[Problem]:
From the text on education reform below, reproduce word for word the portion that begins at "It is also harder" and ends after "whole that works.".

There is a broad consensus in society that the education sector needs reform. There is also an agreement on a) within education reforms it is the public sector that, for a variety of reasons, needs to be focused on, and b) while there are plenty of sub-areas that need focus and they are interconnected, we cannot have good public sector schools unless we have qualified and trained teachers, and these teachers have proper monitoring, evaluation, accountability and support structures to ensure optimal performance. If we do not have all of the above, whatever the state of other variables (infrastructure, software, curriculum, examinations) schooling is not going to work.
Traditionally educational reforms have focused a lot more on brick and mortar issues, curriculum or issues related to teacher training, but the softer side, related to system design, has usually been ignored. The reasons are not hard to understand. Brick and mortar issues, and curriculum issues, though very important, are more concrete and easier to tackle than system design issues. They are also more tangible so governments can talk of how much they have spent on education and how the curriculum has been altered. But it is harder to boast of getting teachers’ incentives aligned or having developed better monitoring and evaluation systems.
It is also harder to work on reforms when large numbers of people, complex situations & bureaucracies, and decentralized systems are involved. The education system involves students, parents, teachers, communities, and local, provincial and federal government. Reforms, related to teaching, designed at the federal level or provincial level have to permeate to the level of individual teachers before implementation can happen. And even there, the teacher does not have full control: she has to rely on the cooperation and enthusiasm of the students to be able to affect teaching.
Given the complexity, a system that involves optimal or even reasonable control mechanisms and incentives for teachers is not going to be a simple one, and cannot be based on monitoring and evaluation through one or a few variables. It has to have multiple elements put together in a whole that works.
To start off, we need to recruit qualified and good teachers. This means we need to have people who not only have the requisite degrees but also the desire to be teachers. But talent enters a field only if there are good returns to work in a field: which is why everyone wanted to be a doctor, engineer or CSS officer at one time. Teacher compensations and career paths have to be designed to take care of entry issues. Once teachers have entered the field, we have to ensure retention of good teachers. Again, this has to be done through proper design of career paths.

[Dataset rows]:
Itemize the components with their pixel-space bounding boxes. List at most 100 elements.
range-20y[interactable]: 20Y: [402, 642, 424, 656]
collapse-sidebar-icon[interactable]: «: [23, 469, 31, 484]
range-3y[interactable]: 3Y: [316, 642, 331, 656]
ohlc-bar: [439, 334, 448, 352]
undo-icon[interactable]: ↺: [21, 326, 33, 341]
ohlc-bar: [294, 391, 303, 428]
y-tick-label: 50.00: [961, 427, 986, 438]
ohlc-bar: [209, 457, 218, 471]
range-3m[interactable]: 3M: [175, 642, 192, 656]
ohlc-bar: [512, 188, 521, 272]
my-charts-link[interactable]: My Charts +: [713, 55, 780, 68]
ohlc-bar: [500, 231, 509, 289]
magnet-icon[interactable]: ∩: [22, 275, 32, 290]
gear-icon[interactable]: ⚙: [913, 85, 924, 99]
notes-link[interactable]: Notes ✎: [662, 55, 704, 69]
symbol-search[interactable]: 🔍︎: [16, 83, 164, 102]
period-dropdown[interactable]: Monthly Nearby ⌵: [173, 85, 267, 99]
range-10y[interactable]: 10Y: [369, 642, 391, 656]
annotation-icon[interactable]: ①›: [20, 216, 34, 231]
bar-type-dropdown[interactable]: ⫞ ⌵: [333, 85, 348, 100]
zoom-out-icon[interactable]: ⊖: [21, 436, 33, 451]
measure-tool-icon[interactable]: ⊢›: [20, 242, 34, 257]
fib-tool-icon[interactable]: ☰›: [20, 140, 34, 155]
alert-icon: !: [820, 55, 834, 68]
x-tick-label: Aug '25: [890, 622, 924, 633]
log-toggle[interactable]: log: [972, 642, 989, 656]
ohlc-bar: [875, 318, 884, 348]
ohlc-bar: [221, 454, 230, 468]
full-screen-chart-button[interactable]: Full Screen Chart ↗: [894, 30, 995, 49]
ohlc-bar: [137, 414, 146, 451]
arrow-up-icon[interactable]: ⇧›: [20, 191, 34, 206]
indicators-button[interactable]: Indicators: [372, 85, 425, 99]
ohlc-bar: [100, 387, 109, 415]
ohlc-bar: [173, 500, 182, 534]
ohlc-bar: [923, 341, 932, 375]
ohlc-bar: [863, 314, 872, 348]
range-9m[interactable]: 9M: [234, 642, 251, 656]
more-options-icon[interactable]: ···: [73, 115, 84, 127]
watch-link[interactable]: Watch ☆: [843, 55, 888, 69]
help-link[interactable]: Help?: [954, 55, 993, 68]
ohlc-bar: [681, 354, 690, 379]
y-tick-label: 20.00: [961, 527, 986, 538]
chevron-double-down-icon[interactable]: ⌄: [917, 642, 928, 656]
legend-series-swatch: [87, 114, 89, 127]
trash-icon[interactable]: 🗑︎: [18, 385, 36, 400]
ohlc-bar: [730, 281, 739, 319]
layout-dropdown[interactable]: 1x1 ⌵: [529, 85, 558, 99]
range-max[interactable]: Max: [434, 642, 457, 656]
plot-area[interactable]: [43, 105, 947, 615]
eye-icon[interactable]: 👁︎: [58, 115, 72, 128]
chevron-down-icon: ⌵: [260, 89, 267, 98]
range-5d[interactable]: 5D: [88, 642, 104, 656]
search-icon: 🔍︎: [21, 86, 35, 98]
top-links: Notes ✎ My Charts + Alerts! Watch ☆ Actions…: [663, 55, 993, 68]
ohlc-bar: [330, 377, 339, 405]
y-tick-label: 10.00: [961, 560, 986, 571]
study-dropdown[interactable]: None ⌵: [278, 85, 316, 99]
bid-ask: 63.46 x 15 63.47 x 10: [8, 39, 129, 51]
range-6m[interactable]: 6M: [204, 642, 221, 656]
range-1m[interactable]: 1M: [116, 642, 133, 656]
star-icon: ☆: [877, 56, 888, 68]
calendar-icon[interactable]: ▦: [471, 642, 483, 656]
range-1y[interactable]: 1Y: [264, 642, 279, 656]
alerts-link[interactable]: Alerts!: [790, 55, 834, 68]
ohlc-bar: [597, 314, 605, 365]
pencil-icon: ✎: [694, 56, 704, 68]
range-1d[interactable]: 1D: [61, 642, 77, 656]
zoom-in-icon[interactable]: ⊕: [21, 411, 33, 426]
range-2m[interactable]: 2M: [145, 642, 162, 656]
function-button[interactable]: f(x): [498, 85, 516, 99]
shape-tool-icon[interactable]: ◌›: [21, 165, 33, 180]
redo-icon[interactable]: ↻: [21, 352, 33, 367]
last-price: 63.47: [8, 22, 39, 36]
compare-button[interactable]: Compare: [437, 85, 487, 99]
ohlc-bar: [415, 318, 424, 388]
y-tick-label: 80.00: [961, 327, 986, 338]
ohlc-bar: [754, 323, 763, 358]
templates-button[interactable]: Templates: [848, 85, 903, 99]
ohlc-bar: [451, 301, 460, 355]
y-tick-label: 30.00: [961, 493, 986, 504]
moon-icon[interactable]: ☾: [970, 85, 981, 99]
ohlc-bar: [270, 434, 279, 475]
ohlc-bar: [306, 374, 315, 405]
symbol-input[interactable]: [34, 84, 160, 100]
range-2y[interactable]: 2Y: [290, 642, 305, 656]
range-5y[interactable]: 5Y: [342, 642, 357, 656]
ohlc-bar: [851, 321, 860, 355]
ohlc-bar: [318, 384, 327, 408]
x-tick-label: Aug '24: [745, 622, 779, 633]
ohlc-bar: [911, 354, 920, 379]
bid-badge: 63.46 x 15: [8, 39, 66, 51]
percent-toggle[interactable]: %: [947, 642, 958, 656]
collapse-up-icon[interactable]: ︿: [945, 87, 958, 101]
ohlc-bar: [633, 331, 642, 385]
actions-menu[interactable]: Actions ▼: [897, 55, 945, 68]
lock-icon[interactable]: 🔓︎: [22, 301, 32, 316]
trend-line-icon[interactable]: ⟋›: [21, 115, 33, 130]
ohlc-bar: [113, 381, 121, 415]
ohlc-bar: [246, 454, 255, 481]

[Written solution]:
It is also harder to work on reforms when large numbers of people, complex situations & bureaucracies, and decentralized systems are involved. The education system involves students, parents, teachers, communities, and local, provincial and federal government. Reforms, related to teaching, designed at the federal level or provincial level have to permeate to the level of individual teachers before implementation can happen. And even there, the teacher does not have full control: she has to rely on the cooperation and enthusiasm of the students to be able to affect teaching.
Given the complexity, a system that involves optimal or even reasonable control mechanisms and incentives for teachers is not going to be a simple one, and cannot be based on monitoring and evaluation through one or a few variables. It has to have multiple elements put together in a whole that works.